The task:
Would you write out the listing verbatim and skip every picture in it?

Input data:
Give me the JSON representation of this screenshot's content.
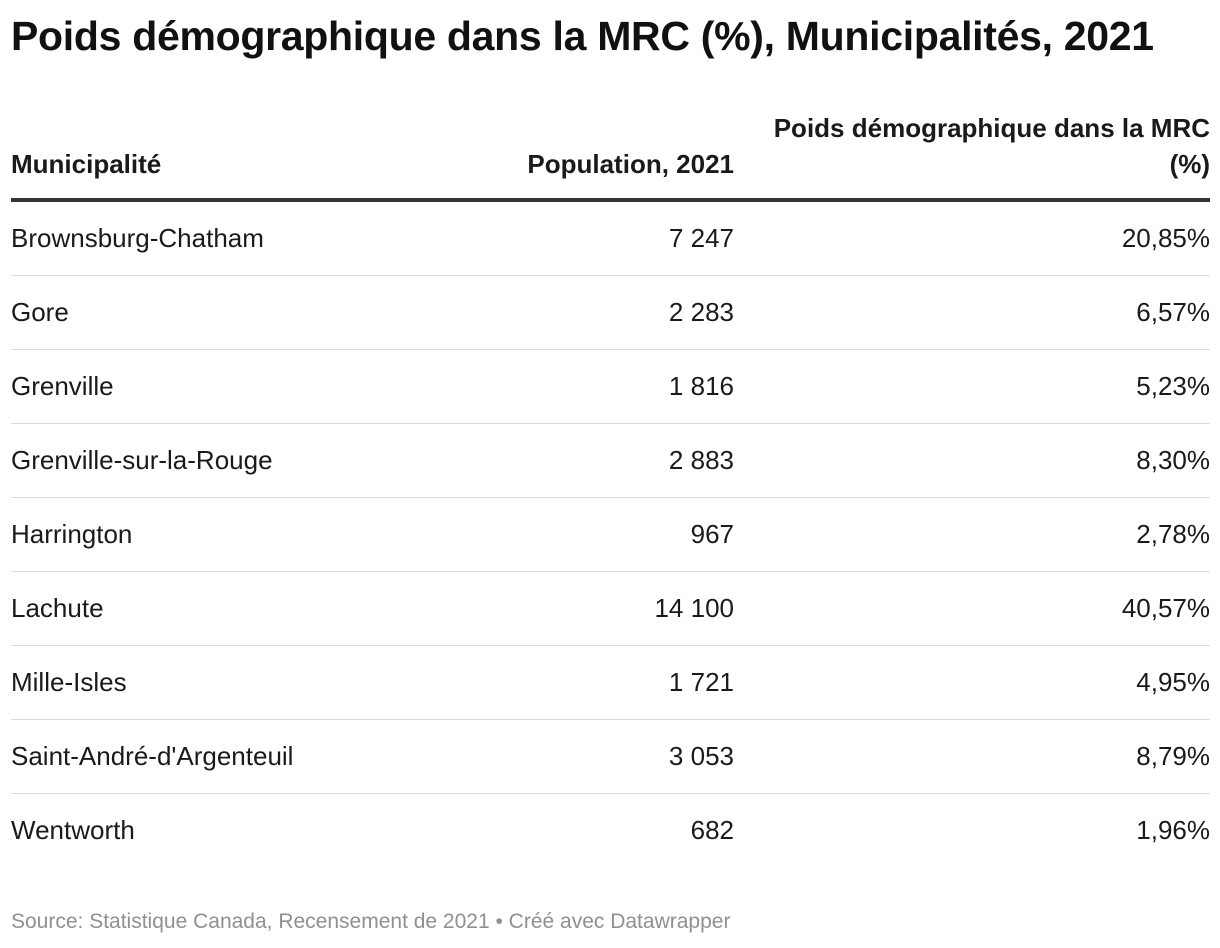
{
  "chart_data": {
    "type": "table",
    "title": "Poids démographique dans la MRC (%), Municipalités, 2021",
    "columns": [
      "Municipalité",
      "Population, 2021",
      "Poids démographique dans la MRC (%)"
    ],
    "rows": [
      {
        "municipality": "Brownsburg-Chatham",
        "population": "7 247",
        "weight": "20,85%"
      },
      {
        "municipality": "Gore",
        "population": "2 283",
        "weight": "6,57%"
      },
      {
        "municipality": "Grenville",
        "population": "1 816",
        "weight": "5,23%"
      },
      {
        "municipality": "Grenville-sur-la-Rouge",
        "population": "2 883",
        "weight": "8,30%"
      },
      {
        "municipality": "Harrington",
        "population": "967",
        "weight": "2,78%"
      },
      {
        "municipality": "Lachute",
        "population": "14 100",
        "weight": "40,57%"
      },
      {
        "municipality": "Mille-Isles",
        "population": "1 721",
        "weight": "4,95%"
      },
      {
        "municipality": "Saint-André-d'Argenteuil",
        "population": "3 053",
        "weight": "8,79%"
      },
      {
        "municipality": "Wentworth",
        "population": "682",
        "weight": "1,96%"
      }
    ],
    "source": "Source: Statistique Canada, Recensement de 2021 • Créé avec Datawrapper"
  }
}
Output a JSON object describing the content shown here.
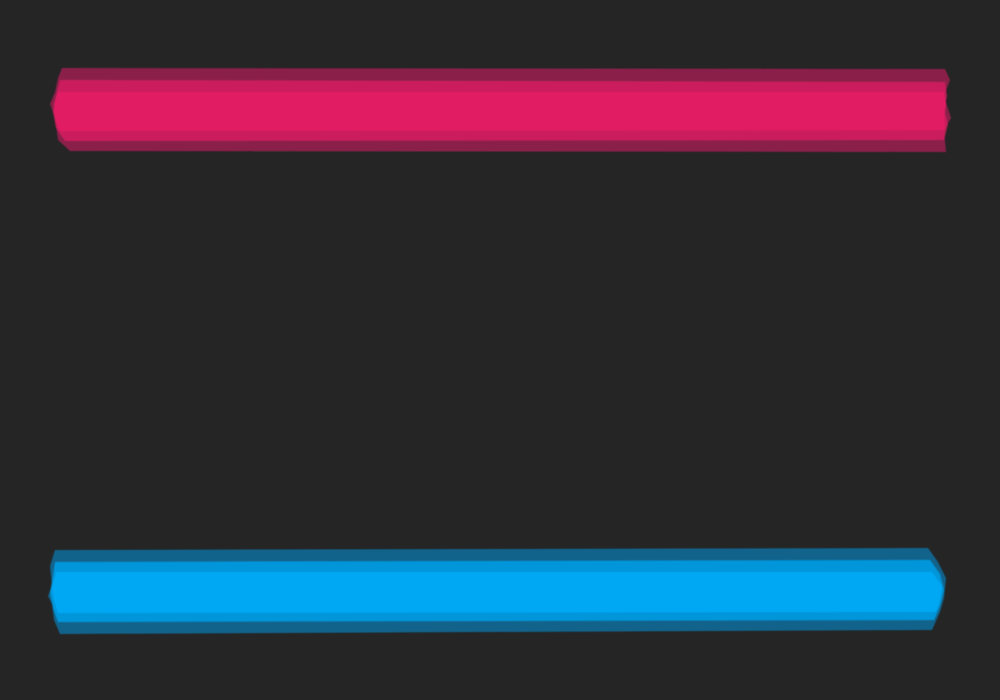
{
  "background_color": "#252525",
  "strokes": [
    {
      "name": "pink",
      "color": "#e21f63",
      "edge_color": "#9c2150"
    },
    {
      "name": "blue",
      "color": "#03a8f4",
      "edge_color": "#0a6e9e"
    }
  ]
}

Solution for this exercise:
Give me the JSON representation of this screenshot's content.
{
  "chart_data": {
    "type": "table",
    "title": "Poids démographique dans la MRC (%), Municipalités, 2021",
    "columns": [
      "Municipalité",
      "Population, 2021",
      "Poids démographique dans la MRC (%)"
    ],
    "rows": [
      {
        "municipality": "Brownsburg-Chatham",
        "population": "7 247",
        "weight": "20,85%"
      },
      {
        "municipality": "Gore",
        "population": "2 283",
        "weight": "6,57%"
      },
      {
        "municipality": "Grenville",
        "population": "1 816",
        "weight": "5,23%"
      },
      {
        "municipality": "Grenville-sur-la-Rouge",
        "population": "2 883",
        "weight": "8,30%"
      },
      {
        "municipality": "Harrington",
        "population": "967",
        "weight": "2,78%"
      },
      {
        "municipality": "Lachute",
        "population": "14 100",
        "weight": "40,57%"
      },
      {
        "municipality": "Mille-Isles",
        "population": "1 721",
        "weight": "4,95%"
      },
      {
        "municipality": "Saint-André-d'Argenteuil",
        "population": "3 053",
        "weight": "8,79%"
      },
      {
        "municipality": "Wentworth",
        "population": "682",
        "weight": "1,96%"
      }
    ],
    "source": "Source: Statistique Canada, Recensement de 2021 • Créé avec Datawrapper"
  }
}
Output a JSON object describing the content shown here.
{
  "background_color": "#252525",
  "strokes": [
    {
      "name": "pink",
      "color": "#e21f63",
      "edge_color": "#9c2150"
    },
    {
      "name": "blue",
      "color": "#03a8f4",
      "edge_color": "#0a6e9e"
    }
  ]
}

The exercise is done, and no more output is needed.